:: Entries provided
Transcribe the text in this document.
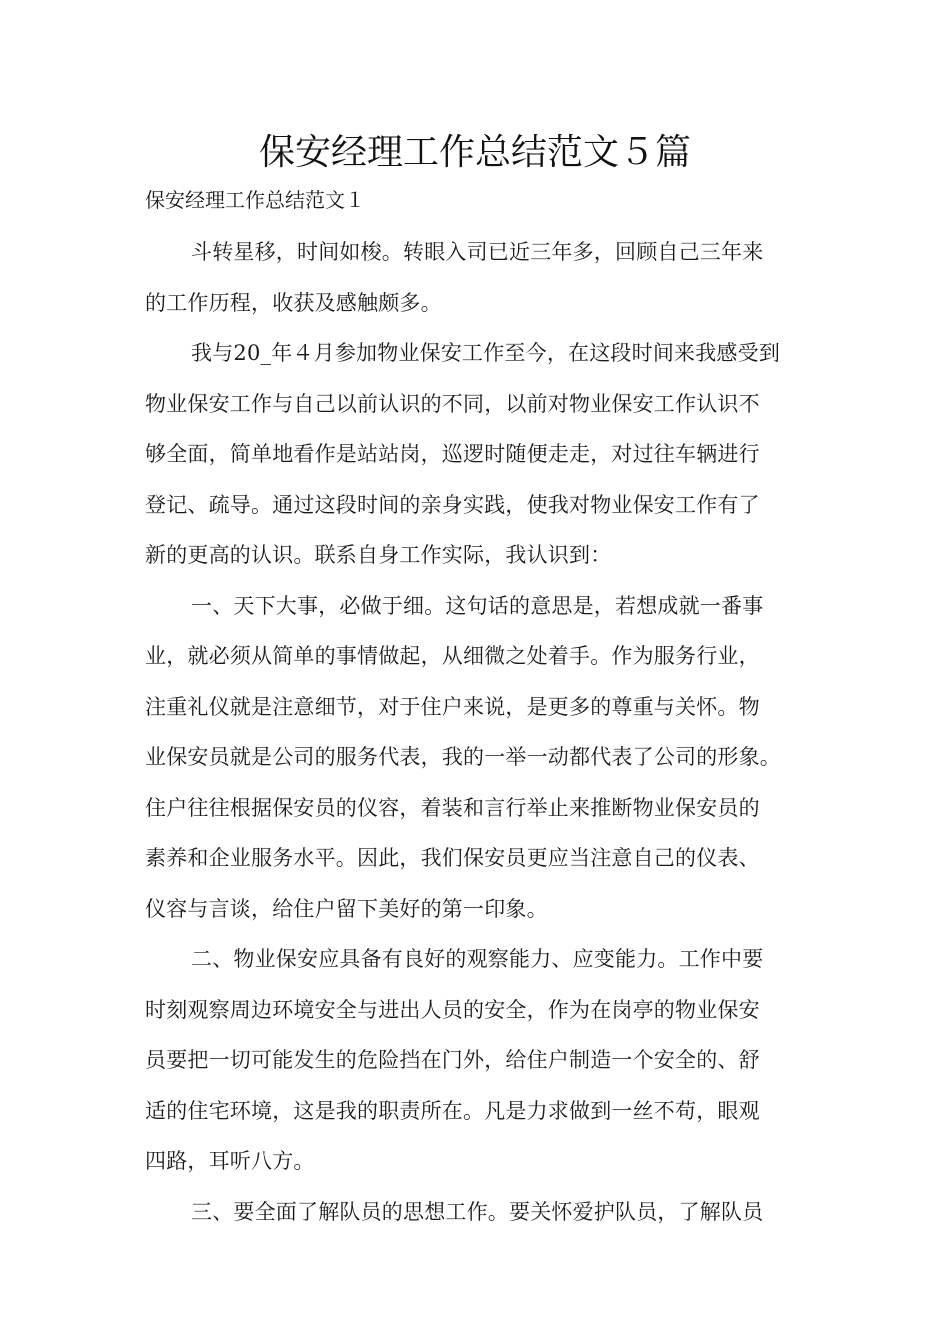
保安经理工作总结范文５篇

保安经理工作总结范文１

斗转星移，时间如梭。转眼入司已近三年多，回顾自己三年来
的工作历程，收获及感触颇多。

我与20_年４月参加物业保安工作至今，在这段时间来我感受到
物业保安工作与自己以前认识的不同，以前对物业保安工作认识不
够全面，简单地看作是站站岗，巡逻时随便走走，对过往车辆进行
登记、疏导。通过这段时间的亲身实践，使我对物业保安工作有了
新的更高的认识。联系自身工作实际，我认识到：

一、天下大事，必做于细。这句话的意思是，若想成就一番事
业，就必须从简单的事情做起，从细微之处着手。作为服务行业，
注重礼仪就是注意细节，对于住户来说，是更多的尊重与关怀。物
业保安员就是公司的服务代表，我的一举一动都代表了公司的形象。
住户往往根据保安员的仪容，着装和言行举止来推断物业保安员的
素养和企业服务水平。因此，我们保安员更应当注意自己的仪表、
仪容与言谈，给住户留下美好的第一印象。

二、物业保安应具备有良好的观察能力、应变能力。工作中要
时刻观察周边环境安全与进出人员的安全，作为在岗亭的物业保安
员要把一切可能发生的危险挡在门外，给住户制造一个安全的、舒
适的住宅环境，这是我的职责所在。凡是力求做到一丝不苟，眼观
四路，耳听八方。

三、要全面了解队员的思想工作。要关怀爱护队员，了解队员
::::
Your instructions: Except for the pictures, copy the material above exactly.

Task response:
Transcribe the text in this document.
保安经理工作总结范文５篇

保安经理工作总结范文１

斗转星移，时间如梭。转眼入司已近三年多，回顾自己三年来
的工作历程，收获及感触颇多。

我与20_年４月参加物业保安工作至今，在这段时间来我感受到
物业保安工作与自己以前认识的不同，以前对物业保安工作认识不
够全面，简单地看作是站站岗，巡逻时随便走走，对过往车辆进行
登记、疏导。通过这段时间的亲身实践，使我对物业保安工作有了
新的更高的认识。联系自身工作实际，我认识到：

一、天下大事，必做于细。这句话的意思是，若想成就一番事
业，就必须从简单的事情做起，从细微之处着手。作为服务行业，
注重礼仪就是注意细节，对于住户来说，是更多的尊重与关怀。物
业保安员就是公司的服务代表，我的一举一动都代表了公司的形象。
住户往往根据保安员的仪容，着装和言行举止来推断物业保安员的
素养和企业服务水平。因此，我们保安员更应当注意自己的仪表、
仪容与言谈，给住户留下美好的第一印象。

二、物业保安应具备有良好的观察能力、应变能力。工作中要
时刻观察周边环境安全与进出人员的安全，作为在岗亭的物业保安
员要把一切可能发生的危险挡在门外，给住户制造一个安全的、舒
适的住宅环境，这是我的职责所在。凡是力求做到一丝不苟，眼观
四路，耳听八方。

三、要全面了解队员的思想工作。要关怀爱护队员，了解队员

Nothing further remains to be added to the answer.